#### Stated goal:
Each entry below should be reproduced character for character.

#### Data to use:
# # #

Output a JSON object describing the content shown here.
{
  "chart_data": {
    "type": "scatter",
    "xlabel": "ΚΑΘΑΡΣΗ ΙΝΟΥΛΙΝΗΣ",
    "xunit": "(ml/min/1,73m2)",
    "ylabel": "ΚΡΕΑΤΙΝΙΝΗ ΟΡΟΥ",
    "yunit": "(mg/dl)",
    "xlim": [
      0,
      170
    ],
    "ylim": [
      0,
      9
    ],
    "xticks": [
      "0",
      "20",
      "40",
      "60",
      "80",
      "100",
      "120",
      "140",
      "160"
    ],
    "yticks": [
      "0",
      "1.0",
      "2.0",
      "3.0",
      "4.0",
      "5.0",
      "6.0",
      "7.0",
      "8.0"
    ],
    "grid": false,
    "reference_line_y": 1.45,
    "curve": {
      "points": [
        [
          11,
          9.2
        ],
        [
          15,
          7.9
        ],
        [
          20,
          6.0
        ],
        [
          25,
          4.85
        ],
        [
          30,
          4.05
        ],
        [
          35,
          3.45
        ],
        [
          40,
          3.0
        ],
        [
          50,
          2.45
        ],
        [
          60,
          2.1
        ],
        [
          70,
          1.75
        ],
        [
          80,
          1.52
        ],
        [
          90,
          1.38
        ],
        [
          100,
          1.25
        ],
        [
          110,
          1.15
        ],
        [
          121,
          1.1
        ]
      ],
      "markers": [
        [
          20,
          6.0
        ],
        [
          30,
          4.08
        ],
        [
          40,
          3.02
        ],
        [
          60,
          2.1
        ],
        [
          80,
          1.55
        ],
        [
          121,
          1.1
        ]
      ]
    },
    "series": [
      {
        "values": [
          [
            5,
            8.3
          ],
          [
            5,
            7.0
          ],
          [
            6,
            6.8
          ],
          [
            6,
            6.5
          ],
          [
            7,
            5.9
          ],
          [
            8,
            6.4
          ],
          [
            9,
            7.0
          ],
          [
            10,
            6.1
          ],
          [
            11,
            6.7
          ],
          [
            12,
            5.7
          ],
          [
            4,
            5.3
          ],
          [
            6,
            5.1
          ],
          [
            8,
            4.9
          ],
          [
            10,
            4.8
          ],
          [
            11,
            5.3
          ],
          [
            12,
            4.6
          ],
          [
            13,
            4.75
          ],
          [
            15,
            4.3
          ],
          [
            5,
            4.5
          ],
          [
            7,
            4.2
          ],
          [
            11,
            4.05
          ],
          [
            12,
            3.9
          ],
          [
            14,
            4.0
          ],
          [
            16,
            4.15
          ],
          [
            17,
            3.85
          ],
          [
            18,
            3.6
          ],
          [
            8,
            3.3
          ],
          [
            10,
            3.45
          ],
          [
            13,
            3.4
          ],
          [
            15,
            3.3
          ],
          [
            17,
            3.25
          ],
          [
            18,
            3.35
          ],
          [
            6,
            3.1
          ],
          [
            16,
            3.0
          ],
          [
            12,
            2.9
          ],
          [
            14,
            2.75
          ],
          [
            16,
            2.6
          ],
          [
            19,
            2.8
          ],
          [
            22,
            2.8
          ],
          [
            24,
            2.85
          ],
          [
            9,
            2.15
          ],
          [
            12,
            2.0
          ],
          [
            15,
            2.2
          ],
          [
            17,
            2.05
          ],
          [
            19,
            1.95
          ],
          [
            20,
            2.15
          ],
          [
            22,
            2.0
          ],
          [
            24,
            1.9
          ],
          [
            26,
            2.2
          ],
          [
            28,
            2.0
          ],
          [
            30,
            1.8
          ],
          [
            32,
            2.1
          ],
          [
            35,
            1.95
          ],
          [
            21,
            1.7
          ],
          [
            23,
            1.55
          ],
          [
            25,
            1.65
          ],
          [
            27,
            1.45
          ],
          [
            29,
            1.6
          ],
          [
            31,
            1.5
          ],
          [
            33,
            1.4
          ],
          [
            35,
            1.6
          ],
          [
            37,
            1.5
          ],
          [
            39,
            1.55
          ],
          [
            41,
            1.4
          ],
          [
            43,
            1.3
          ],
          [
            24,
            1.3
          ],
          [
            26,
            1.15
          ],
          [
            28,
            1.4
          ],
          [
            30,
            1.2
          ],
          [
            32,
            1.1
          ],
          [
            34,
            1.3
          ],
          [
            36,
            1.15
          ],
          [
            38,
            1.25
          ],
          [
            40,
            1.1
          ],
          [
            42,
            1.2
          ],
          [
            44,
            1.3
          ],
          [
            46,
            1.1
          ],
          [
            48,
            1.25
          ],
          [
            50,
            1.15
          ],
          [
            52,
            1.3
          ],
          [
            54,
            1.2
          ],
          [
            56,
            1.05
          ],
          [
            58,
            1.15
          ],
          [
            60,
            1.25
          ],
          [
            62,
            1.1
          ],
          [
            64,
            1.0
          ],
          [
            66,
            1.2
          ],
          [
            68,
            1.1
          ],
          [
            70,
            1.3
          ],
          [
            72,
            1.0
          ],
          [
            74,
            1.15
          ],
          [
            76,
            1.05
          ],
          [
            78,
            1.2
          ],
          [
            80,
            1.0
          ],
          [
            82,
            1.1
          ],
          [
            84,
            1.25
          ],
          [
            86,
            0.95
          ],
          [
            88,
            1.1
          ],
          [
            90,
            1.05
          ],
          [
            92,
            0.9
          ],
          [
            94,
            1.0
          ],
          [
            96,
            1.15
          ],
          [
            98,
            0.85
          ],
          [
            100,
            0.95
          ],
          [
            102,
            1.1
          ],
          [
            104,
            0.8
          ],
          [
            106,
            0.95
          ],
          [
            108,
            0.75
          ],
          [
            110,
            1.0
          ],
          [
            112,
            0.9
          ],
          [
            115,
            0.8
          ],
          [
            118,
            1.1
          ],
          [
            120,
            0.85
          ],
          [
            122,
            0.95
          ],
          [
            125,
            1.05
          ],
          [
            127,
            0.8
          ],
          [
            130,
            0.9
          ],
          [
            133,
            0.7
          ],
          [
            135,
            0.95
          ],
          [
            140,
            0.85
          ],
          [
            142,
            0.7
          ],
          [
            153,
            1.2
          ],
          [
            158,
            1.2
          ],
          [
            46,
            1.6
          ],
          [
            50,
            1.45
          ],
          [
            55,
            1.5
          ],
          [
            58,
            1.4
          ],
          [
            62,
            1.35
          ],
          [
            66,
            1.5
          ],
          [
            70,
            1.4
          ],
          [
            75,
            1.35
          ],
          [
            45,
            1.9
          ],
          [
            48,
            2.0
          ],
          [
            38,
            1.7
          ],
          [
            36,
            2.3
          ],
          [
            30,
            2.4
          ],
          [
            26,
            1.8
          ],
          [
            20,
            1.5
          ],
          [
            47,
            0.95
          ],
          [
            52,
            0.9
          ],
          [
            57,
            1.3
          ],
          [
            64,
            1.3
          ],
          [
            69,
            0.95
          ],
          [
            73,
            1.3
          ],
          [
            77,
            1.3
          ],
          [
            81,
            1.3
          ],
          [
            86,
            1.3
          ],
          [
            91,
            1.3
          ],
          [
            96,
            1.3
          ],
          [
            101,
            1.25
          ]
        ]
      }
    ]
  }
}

# # #

#### Result for this task:
Output a JSON object describing the content shown here.
{
  "chart_data": {
    "type": "scatter",
    "xlabel": "ΚΑΘΑΡΣΗ ΙΝΟΥΛΙΝΗΣ",
    "xunit": "(ml/min/1,73m2)",
    "ylabel": "ΚΡΕΑΤΙΝΙΝΗ ΟΡΟΥ",
    "yunit": "(mg/dl)",
    "xlim": [
      0,
      170
    ],
    "ylim": [
      0,
      9
    ],
    "xticks": [
      "0",
      "20",
      "40",
      "60",
      "80",
      "100",
      "120",
      "140",
      "160"
    ],
    "yticks": [
      "0",
      "1.0",
      "2.0",
      "3.0",
      "4.0",
      "5.0",
      "6.0",
      "7.0",
      "8.0"
    ],
    "grid": false,
    "reference_line_y": 1.45,
    "curve": {
      "points": [
        [
          11,
          9.2
        ],
        [
          15,
          7.9
        ],
        [
          20,
          6.0
        ],
        [
          25,
          4.85
        ],
        [
          30,
          4.05
        ],
        [
          35,
          3.45
        ],
        [
          40,
          3.0
        ],
        [
          50,
          2.45
        ],
        [
          60,
          2.1
        ],
        [
          70,
          1.75
        ],
        [
          80,
          1.52
        ],
        [
          90,
          1.38
        ],
        [
          100,
          1.25
        ],
        [
          110,
          1.15
        ],
        [
          121,
          1.1
        ]
      ],
      "markers": [
        [
          20,
          6.0
        ],
        [
          30,
          4.08
        ],
        [
          40,
          3.02
        ],
        [
          60,
          2.1
        ],
        [
          80,
          1.55
        ],
        [
          121,
          1.1
        ]
      ]
    },
    "series": [
      {
        "values": [
          [
            5,
            8.3
          ],
          [
            5,
            7.0
          ],
          [
            6,
            6.8
          ],
          [
            6,
            6.5
          ],
          [
            7,
            5.9
          ],
          [
            8,
            6.4
          ],
          [
            9,
            7.0
          ],
          [
            10,
            6.1
          ],
          [
            11,
            6.7
          ],
          [
            12,
            5.7
          ],
          [
            4,
            5.3
          ],
          [
            6,
            5.1
          ],
          [
            8,
            4.9
          ],
          [
            10,
            4.8
          ],
          [
            11,
            5.3
          ],
          [
            12,
            4.6
          ],
          [
            13,
            4.75
          ],
          [
            15,
            4.3
          ],
          [
            5,
            4.5
          ],
          [
            7,
            4.2
          ],
          [
            11,
            4.05
          ],
          [
            12,
            3.9
          ],
          [
            14,
            4.0
          ],
          [
            16,
            4.15
          ],
          [
            17,
            3.85
          ],
          [
            18,
            3.6
          ],
          [
            8,
            3.3
          ],
          [
            10,
            3.45
          ],
          [
            13,
            3.4
          ],
          [
            15,
            3.3
          ],
          [
            17,
            3.25
          ],
          [
            18,
            3.35
          ],
          [
            6,
            3.1
          ],
          [
            16,
            3.0
          ],
          [
            12,
            2.9
          ],
          [
            14,
            2.75
          ],
          [
            16,
            2.6
          ],
          [
            19,
            2.8
          ],
          [
            22,
            2.8
          ],
          [
            24,
            2.85
          ],
          [
            9,
            2.15
          ],
          [
            12,
            2.0
          ],
          [
            15,
            2.2
          ],
          [
            17,
            2.05
          ],
          [
            19,
            1.95
          ],
          [
            20,
            2.15
          ],
          [
            22,
            2.0
          ],
          [
            24,
            1.9
          ],
          [
            26,
            2.2
          ],
          [
            28,
            2.0
          ],
          [
            30,
            1.8
          ],
          [
            32,
            2.1
          ],
          [
            35,
            1.95
          ],
          [
            21,
            1.7
          ],
          [
            23,
            1.55
          ],
          [
            25,
            1.65
          ],
          [
            27,
            1.45
          ],
          [
            29,
            1.6
          ],
          [
            31,
            1.5
          ],
          [
            33,
            1.4
          ],
          [
            35,
            1.6
          ],
          [
            37,
            1.5
          ],
          [
            39,
            1.55
          ],
          [
            41,
            1.4
          ],
          [
            43,
            1.3
          ],
          [
            24,
            1.3
          ],
          [
            26,
            1.15
          ],
          [
            28,
            1.4
          ],
          [
            30,
            1.2
          ],
          [
            32,
            1.1
          ],
          [
            34,
            1.3
          ],
          [
            36,
            1.15
          ],
          [
            38,
            1.25
          ],
          [
            40,
            1.1
          ],
          [
            42,
            1.2
          ],
          [
            44,
            1.3
          ],
          [
            46,
            1.1
          ],
          [
            48,
            1.25
          ],
          [
            50,
            1.15
          ],
          [
            52,
            1.3
          ],
          [
            54,
            1.2
          ],
          [
            56,
            1.05
          ],
          [
            58,
            1.15
          ],
          [
            60,
            1.25
          ],
          [
            62,
            1.1
          ],
          [
            64,
            1.0
          ],
          [
            66,
            1.2
          ],
          [
            68,
            1.1
          ],
          [
            70,
            1.3
          ],
          [
            72,
            1.0
          ],
          [
            74,
            1.15
          ],
          [
            76,
            1.05
          ],
          [
            78,
            1.2
          ],
          [
            80,
            1.0
          ],
          [
            82,
            1.1
          ],
          [
            84,
            1.25
          ],
          [
            86,
            0.95
          ],
          [
            88,
            1.1
          ],
          [
            90,
            1.05
          ],
          [
            92,
            0.9
          ],
          [
            94,
            1.0
          ],
          [
            96,
            1.15
          ],
          [
            98,
            0.85
          ],
          [
            100,
            0.95
          ],
          [
            102,
            1.1
          ],
          [
            104,
            0.8
          ],
          [
            106,
            0.95
          ],
          [
            108,
            0.75
          ],
          [
            110,
            1.0
          ],
          [
            112,
            0.9
          ],
          [
            115,
            0.8
          ],
          [
            118,
            1.1
          ],
          [
            120,
            0.85
          ],
          [
            122,
            0.95
          ],
          [
            125,
            1.05
          ],
          [
            127,
            0.8
          ],
          [
            130,
            0.9
          ],
          [
            133,
            0.7
          ],
          [
            135,
            0.95
          ],
          [
            140,
            0.85
          ],
          [
            142,
            0.7
          ],
          [
            153,
            1.2
          ],
          [
            158,
            1.2
          ],
          [
            46,
            1.6
          ],
          [
            50,
            1.45
          ],
          [
            55,
            1.5
          ],
          [
            58,
            1.4
          ],
          [
            62,
            1.35
          ],
          [
            66,
            1.5
          ],
          [
            70,
            1.4
          ],
          [
            75,
            1.35
          ],
          [
            45,
            1.9
          ],
          [
            48,
            2.0
          ],
          [
            38,
            1.7
          ],
          [
            36,
            2.3
          ],
          [
            30,
            2.4
          ],
          [
            26,
            1.8
          ],
          [
            20,
            1.5
          ],
          [
            47,
            0.95
          ],
          [
            52,
            0.9
          ],
          [
            57,
            1.3
          ],
          [
            64,
            1.3
          ],
          [
            69,
            0.95
          ],
          [
            73,
            1.3
          ],
          [
            77,
            1.3
          ],
          [
            81,
            1.3
          ],
          [
            86,
            1.3
          ],
          [
            91,
            1.3
          ],
          [
            96,
            1.3
          ],
          [
            101,
            1.25
          ]
        ]
      }
    ]
  }
}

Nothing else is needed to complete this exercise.